Check each line for the string "content", then give only how many lines have it.

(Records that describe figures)
------------------------------
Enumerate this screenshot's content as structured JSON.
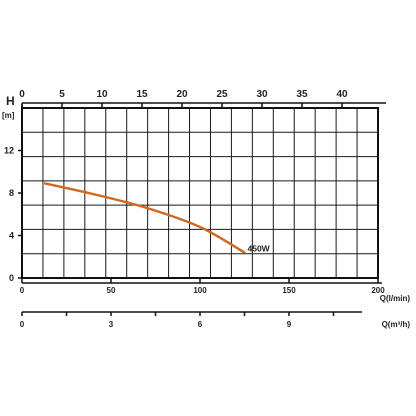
{
  "chart_data": {
    "type": "line",
    "y_label": "H",
    "y_unit": "[m]",
    "y_ticks": [
      0,
      4,
      8,
      12
    ],
    "ylim": [
      0,
      16
    ],
    "top_axis": {
      "ticks": [
        0,
        5,
        10,
        15,
        20,
        25,
        30,
        35,
        40
      ],
      "range": [
        0,
        44.5
      ]
    },
    "bottom_axis": {
      "label": "Q(l/min)",
      "ticks": [
        0,
        50,
        100,
        150,
        200
      ],
      "range": [
        0,
        200
      ]
    },
    "third_axis": {
      "label": "Q(m³/h)",
      "ticks": [
        0,
        3,
        6,
        9
      ],
      "minor_step": 1.5,
      "range": [
        0,
        12
      ]
    },
    "grid": true,
    "series": [
      {
        "name": "450W",
        "color": "#d2691e",
        "points": [
          [
            13,
            8.9
          ],
          [
            40,
            7.9
          ],
          [
            70,
            6.6
          ],
          [
            100,
            4.8
          ],
          [
            125,
            2.4
          ]
        ]
      }
    ]
  }
}
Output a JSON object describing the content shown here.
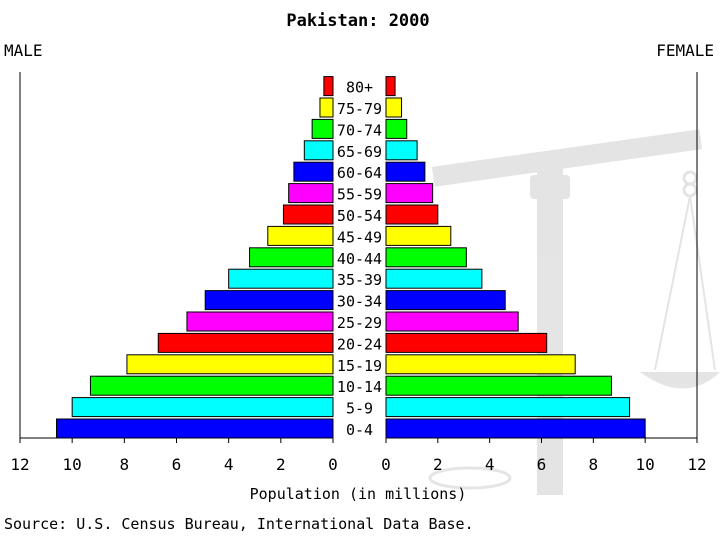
{
  "chart_data": {
    "type": "bar",
    "title": "Pakistan: 2000",
    "left_label": "MALE",
    "right_label": "FEMALE",
    "xlabel": "Population (in millions)",
    "source": "Source: U.S. Census Bureau, International Data Base.",
    "xlim": [
      0,
      12
    ],
    "x_ticks": [
      "12",
      "10",
      "8",
      "6",
      "4",
      "2",
      "0",
      "0",
      "2",
      "4",
      "6",
      "8",
      "10",
      "12"
    ],
    "categories": [
      "0-4",
      "5-9",
      "10-14",
      "15-19",
      "20-24",
      "25-29",
      "30-34",
      "35-39",
      "40-44",
      "45-49",
      "50-54",
      "55-59",
      "60-64",
      "65-69",
      "70-74",
      "75-79",
      "80+"
    ],
    "bar_colors": [
      "#0000ff",
      "#00ffff",
      "#00ff00",
      "#ffff00",
      "#ff0000",
      "#ff00ff",
      "#0000ff",
      "#00ffff",
      "#00ff00",
      "#ffff00",
      "#ff0000",
      "#ff00ff",
      "#0000ff",
      "#00ffff",
      "#00ff00",
      "#ffff00",
      "#ff0000"
    ],
    "series": [
      {
        "name": "MALE",
        "values": [
          10.6,
          10.0,
          9.3,
          7.9,
          6.7,
          5.6,
          4.9,
          4.0,
          3.2,
          2.5,
          1.9,
          1.7,
          1.5,
          1.1,
          0.8,
          0.5,
          0.35
        ]
      },
      {
        "name": "FEMALE",
        "values": [
          10.0,
          9.4,
          8.7,
          7.3,
          6.2,
          5.1,
          4.6,
          3.7,
          3.1,
          2.5,
          2.0,
          1.8,
          1.5,
          1.2,
          0.8,
          0.6,
          0.35
        ]
      }
    ],
    "grid": false,
    "legend": "none"
  }
}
------------------------------
FINAL ANSWER: 2